◆ WORK INSTRUCTIONS ◆
Write the data below out exactly as it stands. Do not include the pictures.

Items from a dataset
((

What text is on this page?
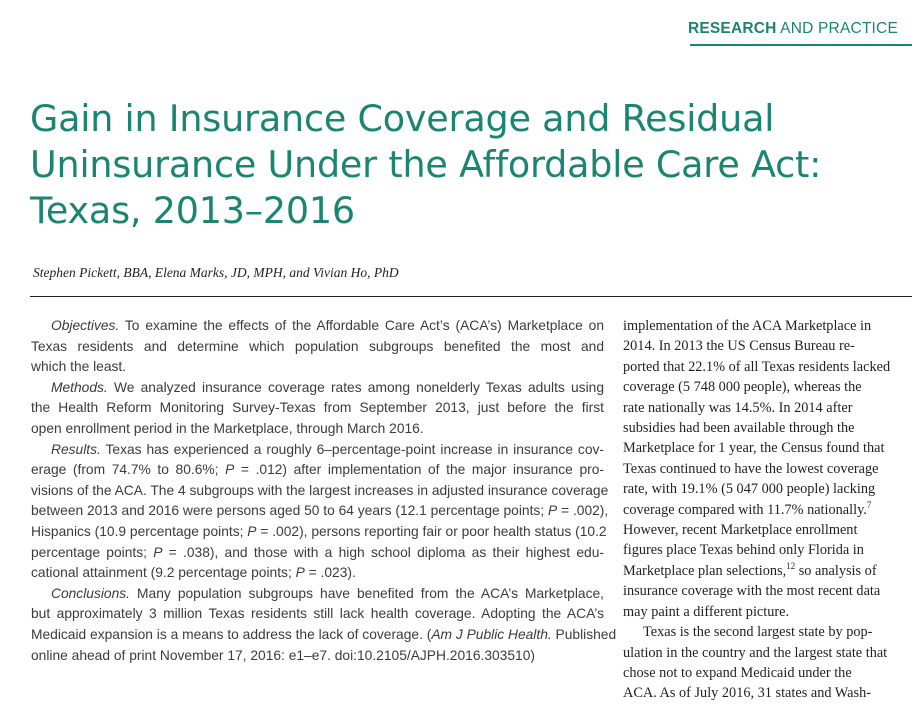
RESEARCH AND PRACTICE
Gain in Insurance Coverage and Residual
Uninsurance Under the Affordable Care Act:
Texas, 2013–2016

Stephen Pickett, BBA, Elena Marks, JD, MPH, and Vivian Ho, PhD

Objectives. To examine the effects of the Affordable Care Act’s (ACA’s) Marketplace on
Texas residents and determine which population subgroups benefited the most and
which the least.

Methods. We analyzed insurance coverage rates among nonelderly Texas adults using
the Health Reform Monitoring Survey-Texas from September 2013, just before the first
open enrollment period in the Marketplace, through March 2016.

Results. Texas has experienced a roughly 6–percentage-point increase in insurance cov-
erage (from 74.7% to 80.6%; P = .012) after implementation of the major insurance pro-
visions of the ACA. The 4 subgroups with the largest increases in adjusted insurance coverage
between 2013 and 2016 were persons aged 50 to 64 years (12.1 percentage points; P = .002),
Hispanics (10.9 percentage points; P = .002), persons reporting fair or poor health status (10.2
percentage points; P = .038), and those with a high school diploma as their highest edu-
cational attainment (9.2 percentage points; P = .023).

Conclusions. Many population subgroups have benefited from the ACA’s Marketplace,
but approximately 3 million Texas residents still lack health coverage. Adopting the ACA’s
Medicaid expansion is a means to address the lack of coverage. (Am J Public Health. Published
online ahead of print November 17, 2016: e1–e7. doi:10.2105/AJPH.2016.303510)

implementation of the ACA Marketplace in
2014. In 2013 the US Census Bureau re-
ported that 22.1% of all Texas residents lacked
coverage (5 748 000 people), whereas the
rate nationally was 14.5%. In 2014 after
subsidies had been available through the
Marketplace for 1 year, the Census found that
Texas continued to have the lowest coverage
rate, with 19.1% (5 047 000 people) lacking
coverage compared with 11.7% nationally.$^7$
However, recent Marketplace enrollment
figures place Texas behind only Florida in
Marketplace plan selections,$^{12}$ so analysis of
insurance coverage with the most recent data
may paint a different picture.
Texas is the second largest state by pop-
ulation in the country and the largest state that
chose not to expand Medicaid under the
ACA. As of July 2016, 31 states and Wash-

))

◆ EXPECTED ANSWER ◆
What text is on this page?
RESEARCH AND PRACTICE
Gain in Insurance Coverage and Residual
Uninsurance Under the Affordable Care Act:
Texas, 2013–2016

Stephen Pickett, BBA, Elena Marks, JD, MPH, and Vivian Ho, PhD

Objectives. To examine the effects of the Affordable Care Act’s (ACA’s) Marketplace on
Texas residents and determine which population subgroups benefited the most and
which the least.

Methods. We analyzed insurance coverage rates among nonelderly Texas adults using
the Health Reform Monitoring Survey-Texas from September 2013, just before the first
open enrollment period in the Marketplace, through March 2016.

Results. Texas has experienced a roughly 6–percentage-point increase in insurance cov-
erage (from 74.7% to 80.6%; P = .012) after implementation of the major insurance pro-
visions of the ACA. The 4 subgroups with the largest increases in adjusted insurance coverage
between 2013 and 2016 were persons aged 50 to 64 years (12.1 percentage points; P = .002),
Hispanics (10.9 percentage points; P = .002), persons reporting fair or poor health status (10.2
percentage points; P = .038), and those with a high school diploma as their highest edu-
cational attainment (9.2 percentage points; P = .023).

Conclusions. Many population subgroups have benefited from the ACA’s Marketplace,
but approximately 3 million Texas residents still lack health coverage. Adopting the ACA’s
Medicaid expansion is a means to address the lack of coverage. (Am J Public Health. Published
online ahead of print November 17, 2016: e1–e7. doi:10.2105/AJPH.2016.303510)

implementation of the ACA Marketplace in
2014. In 2013 the US Census Bureau re-
ported that 22.1% of all Texas residents lacked
coverage (5 748 000 people), whereas the
rate nationally was 14.5%. In 2014 after
subsidies had been available through the
Marketplace for 1 year, the Census found that
Texas continued to have the lowest coverage
rate, with 19.1% (5 047 000 people) lacking
coverage compared with 11.7% nationally.$^7$
However, recent Marketplace enrollment
figures place Texas behind only Florida in
Marketplace plan selections,$^{12}$ so analysis of
insurance coverage with the most recent data
may paint a different picture.
Texas is the second largest state by pop-
ulation in the country and the largest state that
chose not to expand Medicaid under the
ACA. As of July 2016, 31 states and Wash-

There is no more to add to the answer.